A block of data:
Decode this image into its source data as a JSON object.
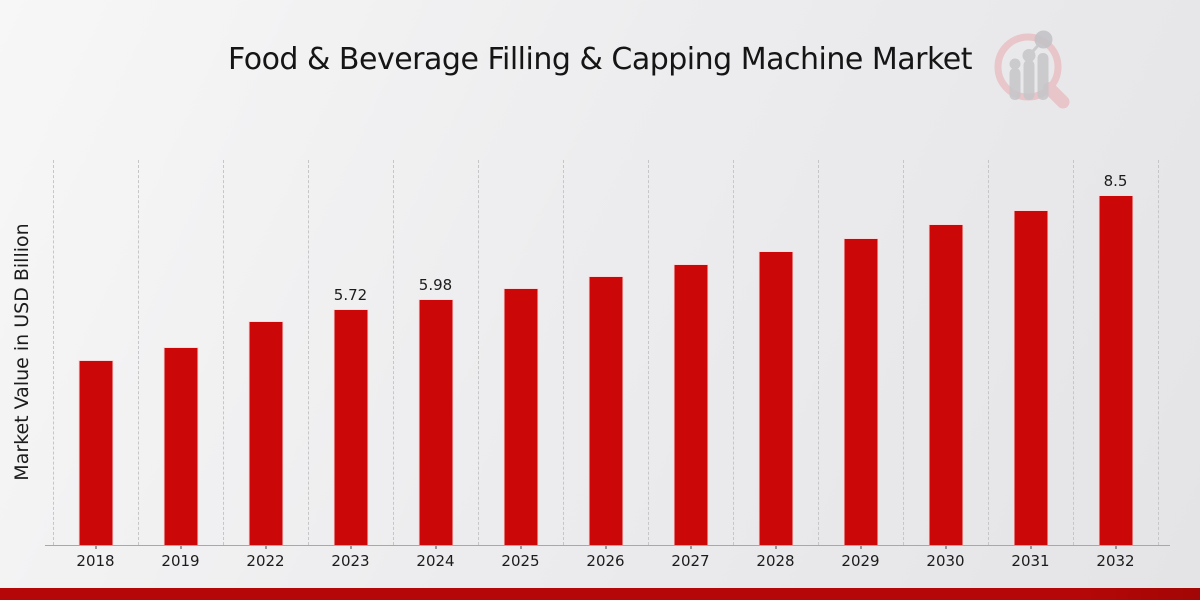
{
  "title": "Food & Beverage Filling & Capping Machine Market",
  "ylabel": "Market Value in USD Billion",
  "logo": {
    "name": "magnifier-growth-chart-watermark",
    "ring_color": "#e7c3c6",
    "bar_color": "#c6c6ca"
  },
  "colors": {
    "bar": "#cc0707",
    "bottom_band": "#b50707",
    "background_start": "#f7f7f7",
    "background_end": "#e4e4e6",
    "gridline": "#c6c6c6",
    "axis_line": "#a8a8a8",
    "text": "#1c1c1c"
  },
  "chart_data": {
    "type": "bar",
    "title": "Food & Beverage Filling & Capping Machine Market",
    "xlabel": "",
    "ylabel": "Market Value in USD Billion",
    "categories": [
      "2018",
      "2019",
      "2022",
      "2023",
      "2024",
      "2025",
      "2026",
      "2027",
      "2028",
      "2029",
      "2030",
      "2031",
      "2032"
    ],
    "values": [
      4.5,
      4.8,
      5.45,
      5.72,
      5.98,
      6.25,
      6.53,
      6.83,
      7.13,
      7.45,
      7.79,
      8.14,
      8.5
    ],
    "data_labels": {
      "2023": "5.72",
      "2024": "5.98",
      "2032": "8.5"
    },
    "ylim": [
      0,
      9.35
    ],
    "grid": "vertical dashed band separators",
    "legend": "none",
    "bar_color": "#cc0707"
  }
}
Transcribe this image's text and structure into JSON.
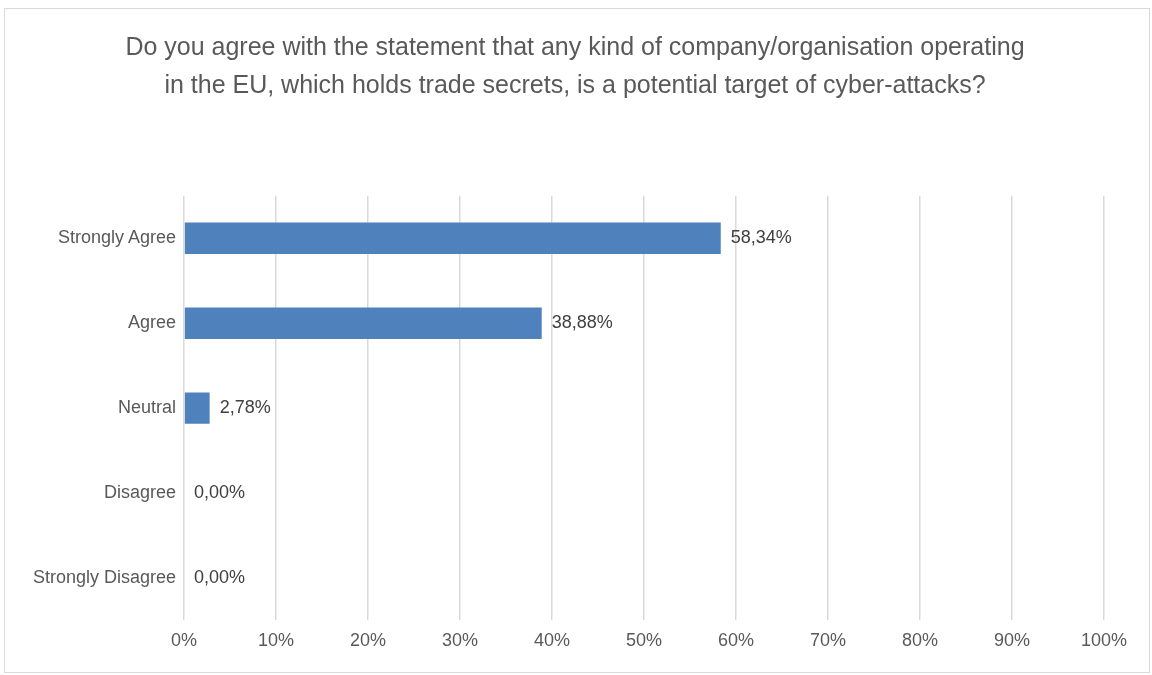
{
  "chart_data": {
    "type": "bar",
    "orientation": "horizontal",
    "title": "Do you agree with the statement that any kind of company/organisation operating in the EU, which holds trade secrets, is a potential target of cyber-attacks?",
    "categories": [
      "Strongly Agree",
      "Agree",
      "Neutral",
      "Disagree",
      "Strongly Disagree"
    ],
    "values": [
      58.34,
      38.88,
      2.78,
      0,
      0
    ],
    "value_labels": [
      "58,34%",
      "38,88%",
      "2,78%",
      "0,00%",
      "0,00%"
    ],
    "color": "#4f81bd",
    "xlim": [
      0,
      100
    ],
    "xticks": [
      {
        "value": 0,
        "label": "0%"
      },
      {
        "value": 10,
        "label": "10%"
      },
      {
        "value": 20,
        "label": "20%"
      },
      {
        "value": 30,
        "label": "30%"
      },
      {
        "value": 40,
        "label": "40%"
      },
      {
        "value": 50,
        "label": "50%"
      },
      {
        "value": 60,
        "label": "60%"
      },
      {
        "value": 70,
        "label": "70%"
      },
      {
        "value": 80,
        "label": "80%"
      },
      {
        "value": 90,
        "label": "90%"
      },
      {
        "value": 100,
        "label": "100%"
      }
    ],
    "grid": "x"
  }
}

What is being asked: Pull out all lines containing the word "into" from the entries above.

Solved exercise:
Decode this image into its source data as a JSON object.
Transcribe this image's text and structure into JSON.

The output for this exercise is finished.